> _Set exercise_
Determine which lines of the records include the word "cartoon", and copy them.

> _Information provided_

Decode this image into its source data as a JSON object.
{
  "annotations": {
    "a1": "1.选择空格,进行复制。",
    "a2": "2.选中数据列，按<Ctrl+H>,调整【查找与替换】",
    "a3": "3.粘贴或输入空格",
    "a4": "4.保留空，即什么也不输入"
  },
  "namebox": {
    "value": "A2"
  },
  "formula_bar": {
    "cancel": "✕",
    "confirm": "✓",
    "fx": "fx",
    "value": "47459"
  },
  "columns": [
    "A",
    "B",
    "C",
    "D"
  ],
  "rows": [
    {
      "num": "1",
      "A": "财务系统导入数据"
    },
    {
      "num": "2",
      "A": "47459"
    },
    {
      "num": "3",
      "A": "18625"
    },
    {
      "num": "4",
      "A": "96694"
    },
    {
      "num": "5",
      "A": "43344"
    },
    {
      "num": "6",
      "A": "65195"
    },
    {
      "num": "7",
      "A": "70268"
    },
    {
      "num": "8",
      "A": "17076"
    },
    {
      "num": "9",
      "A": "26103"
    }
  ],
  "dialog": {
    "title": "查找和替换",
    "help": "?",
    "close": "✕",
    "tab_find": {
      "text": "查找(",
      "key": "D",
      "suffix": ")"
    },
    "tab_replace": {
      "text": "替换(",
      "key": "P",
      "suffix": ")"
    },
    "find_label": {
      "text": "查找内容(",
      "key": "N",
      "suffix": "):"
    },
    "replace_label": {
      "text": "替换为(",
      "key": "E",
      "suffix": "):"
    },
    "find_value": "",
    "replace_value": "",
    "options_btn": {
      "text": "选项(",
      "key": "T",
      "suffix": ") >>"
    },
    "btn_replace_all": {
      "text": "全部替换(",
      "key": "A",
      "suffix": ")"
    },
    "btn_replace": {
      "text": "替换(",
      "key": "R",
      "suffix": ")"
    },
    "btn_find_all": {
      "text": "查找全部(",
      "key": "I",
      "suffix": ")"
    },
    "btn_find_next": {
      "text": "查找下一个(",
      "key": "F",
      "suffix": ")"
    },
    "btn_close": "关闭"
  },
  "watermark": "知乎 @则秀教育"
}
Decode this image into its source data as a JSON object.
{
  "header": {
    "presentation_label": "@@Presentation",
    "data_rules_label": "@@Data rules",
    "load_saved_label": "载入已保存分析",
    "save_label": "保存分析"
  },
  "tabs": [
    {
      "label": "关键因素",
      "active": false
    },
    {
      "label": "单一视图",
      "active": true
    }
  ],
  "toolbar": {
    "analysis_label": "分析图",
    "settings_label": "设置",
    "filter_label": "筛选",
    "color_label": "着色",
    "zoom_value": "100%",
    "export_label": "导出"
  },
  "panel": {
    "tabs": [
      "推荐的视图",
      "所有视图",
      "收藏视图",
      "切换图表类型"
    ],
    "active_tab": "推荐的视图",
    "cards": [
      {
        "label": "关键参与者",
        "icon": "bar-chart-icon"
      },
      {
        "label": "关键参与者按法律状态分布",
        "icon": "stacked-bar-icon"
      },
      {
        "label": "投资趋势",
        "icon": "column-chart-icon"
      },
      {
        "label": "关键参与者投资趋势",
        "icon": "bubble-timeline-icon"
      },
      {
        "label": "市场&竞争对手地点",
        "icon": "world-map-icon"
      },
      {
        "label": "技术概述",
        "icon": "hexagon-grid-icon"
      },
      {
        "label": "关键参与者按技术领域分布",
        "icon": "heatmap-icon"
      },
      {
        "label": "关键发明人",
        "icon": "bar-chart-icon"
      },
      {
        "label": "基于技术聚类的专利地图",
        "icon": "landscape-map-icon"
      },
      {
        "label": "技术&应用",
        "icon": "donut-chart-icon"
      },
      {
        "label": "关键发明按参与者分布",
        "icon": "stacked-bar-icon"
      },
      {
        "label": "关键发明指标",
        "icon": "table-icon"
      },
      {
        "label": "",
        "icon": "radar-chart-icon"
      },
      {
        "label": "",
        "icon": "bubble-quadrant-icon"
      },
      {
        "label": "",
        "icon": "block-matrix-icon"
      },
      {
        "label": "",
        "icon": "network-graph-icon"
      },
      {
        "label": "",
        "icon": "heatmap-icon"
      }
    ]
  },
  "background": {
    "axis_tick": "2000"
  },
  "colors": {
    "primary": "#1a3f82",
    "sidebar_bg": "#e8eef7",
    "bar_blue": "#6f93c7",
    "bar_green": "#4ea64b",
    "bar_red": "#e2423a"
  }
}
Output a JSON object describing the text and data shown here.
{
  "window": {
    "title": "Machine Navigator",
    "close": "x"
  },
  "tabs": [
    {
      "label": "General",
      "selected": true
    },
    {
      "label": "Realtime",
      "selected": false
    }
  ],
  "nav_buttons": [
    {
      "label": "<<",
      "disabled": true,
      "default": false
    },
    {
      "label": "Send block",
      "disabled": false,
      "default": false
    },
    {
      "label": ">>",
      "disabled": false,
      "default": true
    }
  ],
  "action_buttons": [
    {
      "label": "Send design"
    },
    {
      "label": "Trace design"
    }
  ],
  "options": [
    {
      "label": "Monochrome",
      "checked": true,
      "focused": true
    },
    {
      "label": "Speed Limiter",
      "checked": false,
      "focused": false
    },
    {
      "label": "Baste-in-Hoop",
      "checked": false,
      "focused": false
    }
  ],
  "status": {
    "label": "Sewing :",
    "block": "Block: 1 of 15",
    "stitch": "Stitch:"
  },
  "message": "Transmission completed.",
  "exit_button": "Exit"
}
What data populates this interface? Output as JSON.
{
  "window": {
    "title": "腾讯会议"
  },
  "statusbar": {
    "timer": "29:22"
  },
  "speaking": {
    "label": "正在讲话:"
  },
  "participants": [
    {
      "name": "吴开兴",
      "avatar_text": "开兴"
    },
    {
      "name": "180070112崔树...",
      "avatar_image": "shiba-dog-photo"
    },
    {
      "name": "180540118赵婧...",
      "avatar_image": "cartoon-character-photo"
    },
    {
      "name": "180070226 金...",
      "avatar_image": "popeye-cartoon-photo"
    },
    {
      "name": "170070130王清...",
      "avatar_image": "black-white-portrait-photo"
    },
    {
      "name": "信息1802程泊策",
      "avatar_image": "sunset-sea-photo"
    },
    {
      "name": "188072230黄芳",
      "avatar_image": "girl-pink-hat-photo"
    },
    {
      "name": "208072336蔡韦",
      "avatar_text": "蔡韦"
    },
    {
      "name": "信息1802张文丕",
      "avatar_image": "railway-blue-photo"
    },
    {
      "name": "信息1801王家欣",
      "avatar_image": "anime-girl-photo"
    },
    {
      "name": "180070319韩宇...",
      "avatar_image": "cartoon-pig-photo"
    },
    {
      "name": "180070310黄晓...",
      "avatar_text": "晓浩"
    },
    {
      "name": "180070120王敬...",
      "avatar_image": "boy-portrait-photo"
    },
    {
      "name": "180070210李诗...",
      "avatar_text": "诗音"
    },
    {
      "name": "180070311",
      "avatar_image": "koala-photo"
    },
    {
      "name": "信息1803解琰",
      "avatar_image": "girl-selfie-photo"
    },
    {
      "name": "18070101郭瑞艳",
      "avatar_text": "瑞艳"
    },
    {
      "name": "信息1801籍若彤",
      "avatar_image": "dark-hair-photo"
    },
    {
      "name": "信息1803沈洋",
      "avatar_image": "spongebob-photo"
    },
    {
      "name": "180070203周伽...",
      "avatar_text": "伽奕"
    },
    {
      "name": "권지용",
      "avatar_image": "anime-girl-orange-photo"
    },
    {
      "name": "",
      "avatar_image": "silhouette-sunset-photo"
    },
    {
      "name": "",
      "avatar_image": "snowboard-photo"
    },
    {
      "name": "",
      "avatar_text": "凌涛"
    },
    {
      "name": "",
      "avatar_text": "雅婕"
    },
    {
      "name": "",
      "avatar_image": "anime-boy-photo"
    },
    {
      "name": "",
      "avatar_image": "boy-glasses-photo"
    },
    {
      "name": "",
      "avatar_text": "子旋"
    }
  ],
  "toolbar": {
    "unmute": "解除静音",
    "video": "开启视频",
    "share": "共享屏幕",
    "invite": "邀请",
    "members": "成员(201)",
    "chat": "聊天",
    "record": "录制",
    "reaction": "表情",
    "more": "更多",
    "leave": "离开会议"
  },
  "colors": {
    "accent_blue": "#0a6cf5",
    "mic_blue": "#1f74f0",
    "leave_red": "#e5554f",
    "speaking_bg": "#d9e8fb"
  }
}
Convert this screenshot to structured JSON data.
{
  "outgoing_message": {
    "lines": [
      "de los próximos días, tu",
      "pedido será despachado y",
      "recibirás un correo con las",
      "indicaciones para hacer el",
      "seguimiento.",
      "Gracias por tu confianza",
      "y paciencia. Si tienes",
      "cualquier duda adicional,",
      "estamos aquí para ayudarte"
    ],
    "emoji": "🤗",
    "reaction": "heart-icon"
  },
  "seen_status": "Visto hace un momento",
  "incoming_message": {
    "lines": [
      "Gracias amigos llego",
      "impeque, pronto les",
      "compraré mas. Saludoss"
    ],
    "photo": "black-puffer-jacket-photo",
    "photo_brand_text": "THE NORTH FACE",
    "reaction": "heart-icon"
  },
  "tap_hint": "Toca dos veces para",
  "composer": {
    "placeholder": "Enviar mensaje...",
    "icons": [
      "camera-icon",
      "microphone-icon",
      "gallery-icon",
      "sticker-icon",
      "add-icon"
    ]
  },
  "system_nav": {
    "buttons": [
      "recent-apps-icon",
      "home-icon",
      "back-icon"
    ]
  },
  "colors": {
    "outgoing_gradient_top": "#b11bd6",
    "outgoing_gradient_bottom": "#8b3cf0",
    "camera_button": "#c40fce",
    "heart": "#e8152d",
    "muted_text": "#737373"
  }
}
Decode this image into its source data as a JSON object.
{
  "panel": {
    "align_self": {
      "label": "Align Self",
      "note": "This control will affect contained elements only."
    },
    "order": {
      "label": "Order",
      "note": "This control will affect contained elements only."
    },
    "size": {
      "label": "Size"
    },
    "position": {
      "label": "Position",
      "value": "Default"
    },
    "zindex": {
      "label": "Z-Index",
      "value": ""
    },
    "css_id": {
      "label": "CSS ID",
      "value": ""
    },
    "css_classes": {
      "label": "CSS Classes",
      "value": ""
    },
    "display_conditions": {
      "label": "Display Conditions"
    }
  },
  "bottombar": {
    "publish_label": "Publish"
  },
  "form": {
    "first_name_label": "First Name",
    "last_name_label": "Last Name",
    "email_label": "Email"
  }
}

> _Finished exercise_
      "avatar_image": "cartoon-character-photo"
      "avatar_image": "popeye-cartoon-photo"
      "avatar_image": "cartoon-pig-photo"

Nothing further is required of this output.